▶ [Exercise]
Pull out every line containing the string "PHOSPHORUS".

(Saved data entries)

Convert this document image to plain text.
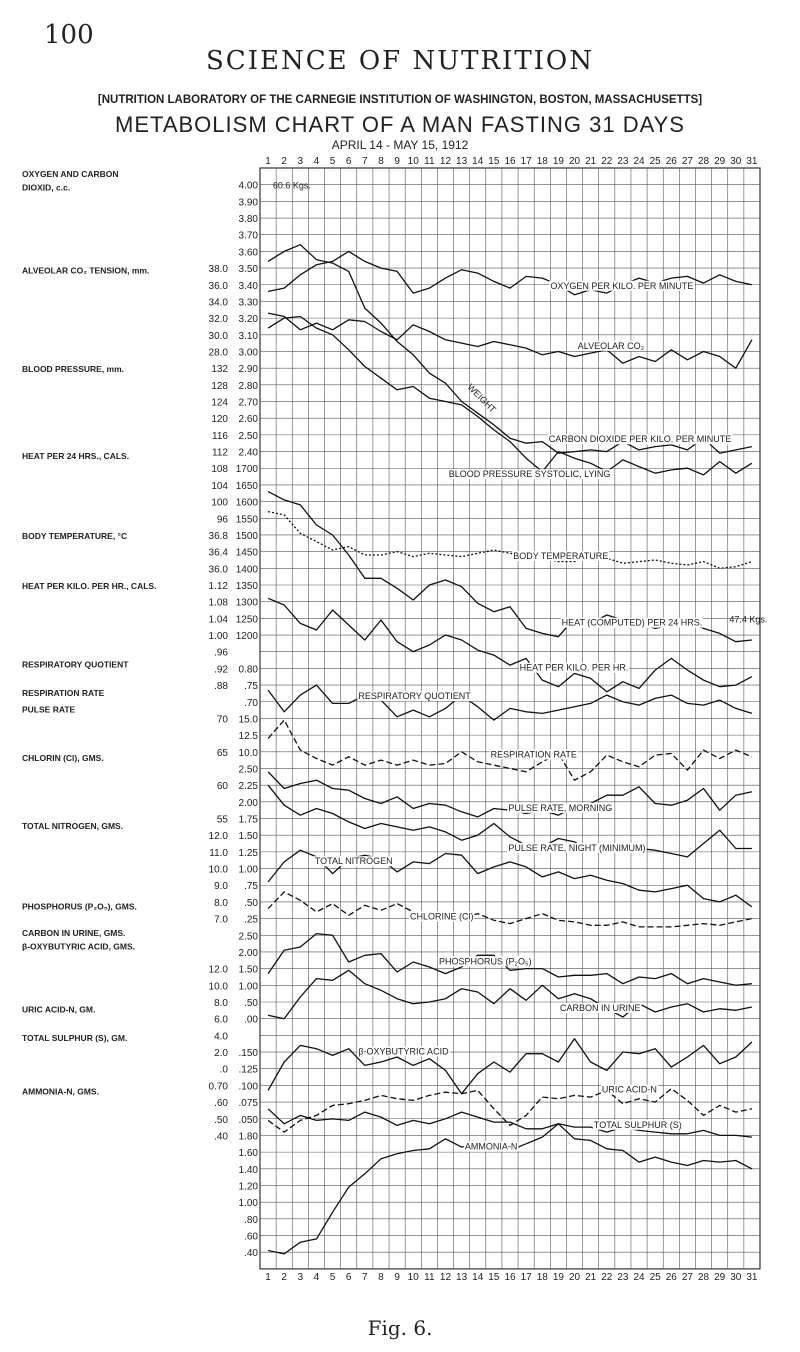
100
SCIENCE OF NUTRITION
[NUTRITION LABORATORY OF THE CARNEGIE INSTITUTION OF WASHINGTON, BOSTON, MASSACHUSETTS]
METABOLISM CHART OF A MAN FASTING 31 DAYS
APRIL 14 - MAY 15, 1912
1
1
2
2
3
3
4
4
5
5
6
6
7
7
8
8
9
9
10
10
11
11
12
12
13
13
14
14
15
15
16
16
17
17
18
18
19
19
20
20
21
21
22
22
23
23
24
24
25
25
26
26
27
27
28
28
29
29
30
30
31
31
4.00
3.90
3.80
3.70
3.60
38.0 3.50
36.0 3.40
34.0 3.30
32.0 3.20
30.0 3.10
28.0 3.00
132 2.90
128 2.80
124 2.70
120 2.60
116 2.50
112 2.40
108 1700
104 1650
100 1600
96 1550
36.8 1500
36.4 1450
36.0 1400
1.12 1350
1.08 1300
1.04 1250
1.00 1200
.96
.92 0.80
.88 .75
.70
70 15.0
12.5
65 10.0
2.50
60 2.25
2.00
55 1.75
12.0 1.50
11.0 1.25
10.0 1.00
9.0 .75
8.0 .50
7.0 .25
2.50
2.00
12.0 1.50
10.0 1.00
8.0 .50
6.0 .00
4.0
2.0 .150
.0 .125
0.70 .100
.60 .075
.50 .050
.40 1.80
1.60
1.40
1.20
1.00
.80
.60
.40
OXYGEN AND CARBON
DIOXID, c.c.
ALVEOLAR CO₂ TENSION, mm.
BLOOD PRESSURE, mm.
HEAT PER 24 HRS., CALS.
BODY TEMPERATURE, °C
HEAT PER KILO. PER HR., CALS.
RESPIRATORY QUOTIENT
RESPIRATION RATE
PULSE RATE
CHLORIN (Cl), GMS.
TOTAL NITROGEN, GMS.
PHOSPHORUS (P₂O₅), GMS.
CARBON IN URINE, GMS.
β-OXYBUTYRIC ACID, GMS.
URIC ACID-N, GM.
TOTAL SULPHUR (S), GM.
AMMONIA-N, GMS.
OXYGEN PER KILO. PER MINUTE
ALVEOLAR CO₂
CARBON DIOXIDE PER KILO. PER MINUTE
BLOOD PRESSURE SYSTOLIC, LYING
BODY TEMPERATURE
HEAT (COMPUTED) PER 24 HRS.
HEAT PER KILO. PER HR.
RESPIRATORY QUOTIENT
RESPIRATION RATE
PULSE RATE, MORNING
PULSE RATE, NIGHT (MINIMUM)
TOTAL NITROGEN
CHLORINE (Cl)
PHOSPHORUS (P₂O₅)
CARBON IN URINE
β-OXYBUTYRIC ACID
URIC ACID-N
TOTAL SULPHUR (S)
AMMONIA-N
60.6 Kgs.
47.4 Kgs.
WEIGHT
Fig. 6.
---
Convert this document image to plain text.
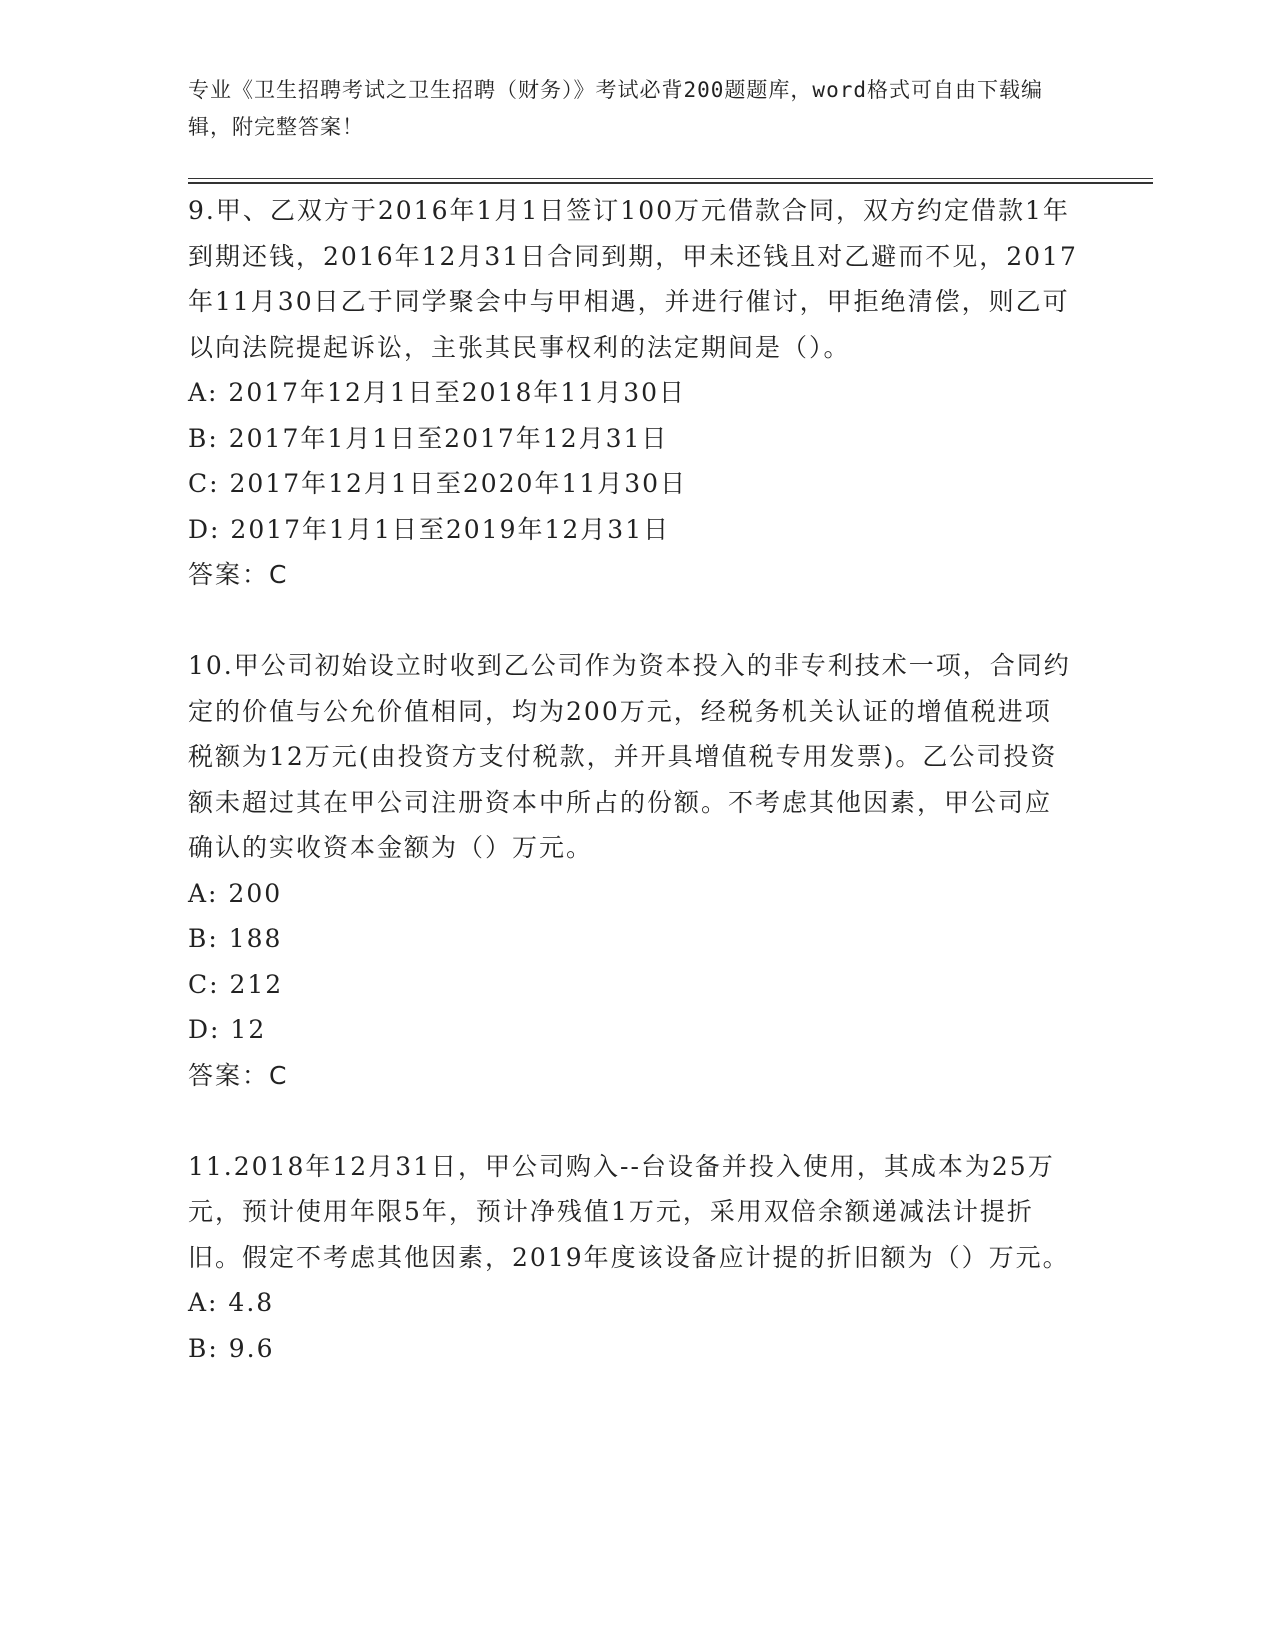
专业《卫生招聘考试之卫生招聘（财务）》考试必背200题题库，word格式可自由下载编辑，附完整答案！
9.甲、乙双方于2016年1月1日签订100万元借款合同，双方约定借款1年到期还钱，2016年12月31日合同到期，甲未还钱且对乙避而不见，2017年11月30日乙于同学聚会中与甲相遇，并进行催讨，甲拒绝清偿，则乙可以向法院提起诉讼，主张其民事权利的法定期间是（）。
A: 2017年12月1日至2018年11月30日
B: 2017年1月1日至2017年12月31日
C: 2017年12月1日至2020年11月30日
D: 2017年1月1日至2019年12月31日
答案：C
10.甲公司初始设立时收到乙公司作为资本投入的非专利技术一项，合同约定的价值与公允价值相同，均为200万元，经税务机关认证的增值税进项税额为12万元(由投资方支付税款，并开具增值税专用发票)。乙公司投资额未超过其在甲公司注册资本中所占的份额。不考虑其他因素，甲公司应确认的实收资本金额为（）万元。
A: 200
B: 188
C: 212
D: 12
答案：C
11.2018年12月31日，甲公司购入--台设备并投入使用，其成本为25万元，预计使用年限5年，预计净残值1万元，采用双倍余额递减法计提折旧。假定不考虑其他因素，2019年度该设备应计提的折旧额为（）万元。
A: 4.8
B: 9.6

▶ [Right answer]
PHOSPHORUS (P₂O₅), GMS.
PHOSPHORUS (P₂O₅)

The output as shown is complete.